EXERCISE DETAILS => Go through the data and copy every line exactly, but not the images.

[Stored data entries]
- - -

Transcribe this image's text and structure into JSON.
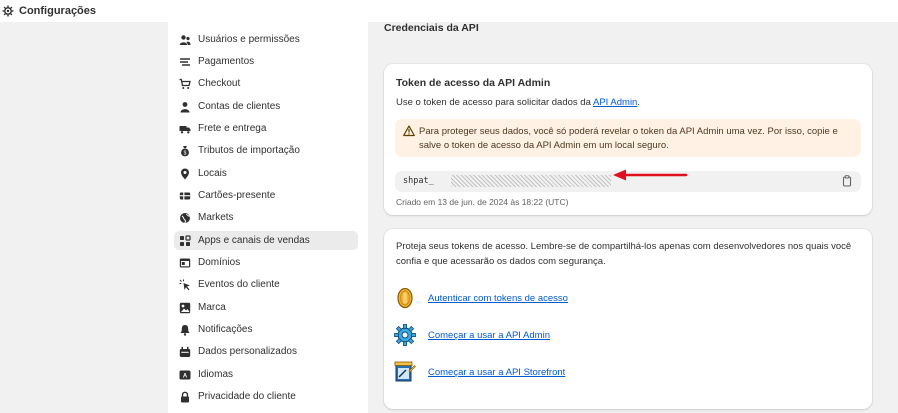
{
  "header": {
    "title": "Configurações",
    "icon": "gear-icon"
  },
  "sidebar": {
    "items": [
      {
        "label": "Usuários e permissões",
        "icon": "users-icon"
      },
      {
        "label": "Pagamentos",
        "icon": "payments-icon"
      },
      {
        "label": "Checkout",
        "icon": "cart-icon"
      },
      {
        "label": "Contas de clientes",
        "icon": "person-icon"
      },
      {
        "label": "Frete e entrega",
        "icon": "truck-icon"
      },
      {
        "label": "Tributos de importação",
        "icon": "money-bag-icon"
      },
      {
        "label": "Locais",
        "icon": "location-icon"
      },
      {
        "label": "Cartões-presente",
        "icon": "gift-card-icon"
      },
      {
        "label": "Markets",
        "icon": "globe-icon"
      },
      {
        "label": "Apps e canais de vendas",
        "icon": "apps-icon",
        "active": true
      },
      {
        "label": "Domínios",
        "icon": "domain-icon"
      },
      {
        "label": "Eventos do cliente",
        "icon": "cursor-click-icon"
      },
      {
        "label": "Marca",
        "icon": "brand-icon"
      },
      {
        "label": "Notificações",
        "icon": "bell-icon"
      },
      {
        "label": "Dados personalizados",
        "icon": "database-icon"
      },
      {
        "label": "Idiomas",
        "icon": "language-icon"
      },
      {
        "label": "Privacidade do cliente",
        "icon": "lock-icon"
      }
    ]
  },
  "main": {
    "section_title": "Credenciais da API",
    "token_card": {
      "title": "Token de acesso da API Admin",
      "desc_prefix": "Use o token de acesso para solicitar dados da ",
      "desc_link": "API Admin",
      "desc_suffix": ".",
      "warning": "Para proteger seus dados, você só poderá revelar o token da API Admin uma vez. Por isso, copie e salve o token de acesso da API Admin em um local seguro.",
      "token_prefix": "shpat_",
      "created": "Criado em 13 de jun. de 2024 às 18:22 (UTC)",
      "colors": {
        "warning_bg": "#fff1e3",
        "arrow": "#e0101e",
        "link": "#005bd3"
      }
    },
    "resources_card": {
      "desc": "Proteja seus tokens de acesso. Lembre-se de compartilhá-los apenas com desenvolvedores nos quais você confia e que acessarão os dados com segurança.",
      "links": [
        {
          "label": "Autenticar com tokens de acesso",
          "icon": "coin-icon"
        },
        {
          "label": "Começar a usar a API Admin",
          "icon": "gear-badge-icon"
        },
        {
          "label": "Começar a usar a API Storefront",
          "icon": "storefront-icon"
        }
      ]
    }
  }
}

- - -

ANSWER TO THE PROBLEM =>
Transcribe this image's text and structure into JSON.
{
  "header": {
    "title": "Configurações",
    "icon": "gear-icon"
  },
  "sidebar": {
    "items": [
      {
        "label": "Usuários e permissões",
        "icon": "users-icon"
      },
      {
        "label": "Pagamentos",
        "icon": "payments-icon"
      },
      {
        "label": "Checkout",
        "icon": "cart-icon"
      },
      {
        "label": "Contas de clientes",
        "icon": "person-icon"
      },
      {
        "label": "Frete e entrega",
        "icon": "truck-icon"
      },
      {
        "label": "Tributos de importação",
        "icon": "money-bag-icon"
      },
      {
        "label": "Locais",
        "icon": "location-icon"
      },
      {
        "label": "Cartões-presente",
        "icon": "gift-card-icon"
      },
      {
        "label": "Markets",
        "icon": "globe-icon"
      },
      {
        "label": "Apps e canais de vendas",
        "icon": "apps-icon",
        "active": true
      },
      {
        "label": "Domínios",
        "icon": "domain-icon"
      },
      {
        "label": "Eventos do cliente",
        "icon": "cursor-click-icon"
      },
      {
        "label": "Marca",
        "icon": "brand-icon"
      },
      {
        "label": "Notificações",
        "icon": "bell-icon"
      },
      {
        "label": "Dados personalizados",
        "icon": "database-icon"
      },
      {
        "label": "Idiomas",
        "icon": "language-icon"
      },
      {
        "label": "Privacidade do cliente",
        "icon": "lock-icon"
      }
    ]
  },
  "main": {
    "section_title": "Credenciais da API",
    "token_card": {
      "title": "Token de acesso da API Admin",
      "desc_prefix": "Use o token de acesso para solicitar dados da ",
      "desc_link": "API Admin",
      "desc_suffix": ".",
      "warning": "Para proteger seus dados, você só poderá revelar o token da API Admin uma vez. Por isso, copie e salve o token de acesso da API Admin em um local seguro.",
      "token_prefix": "shpat_",
      "created": "Criado em 13 de jun. de 2024 às 18:22 (UTC)",
      "colors": {
        "warning_bg": "#fff1e3",
        "arrow": "#e0101e",
        "link": "#005bd3"
      }
    },
    "resources_card": {
      "desc": "Proteja seus tokens de acesso. Lembre-se de compartilhá-los apenas com desenvolvedores nos quais você confia e que acessarão os dados com segurança.",
      "links": [
        {
          "label": "Autenticar com tokens de acesso",
          "icon": "coin-icon"
        },
        {
          "label": "Começar a usar a API Admin",
          "icon": "gear-badge-icon"
        },
        {
          "label": "Começar a usar a API Storefront",
          "icon": "storefront-icon"
        }
      ]
    }
  }
}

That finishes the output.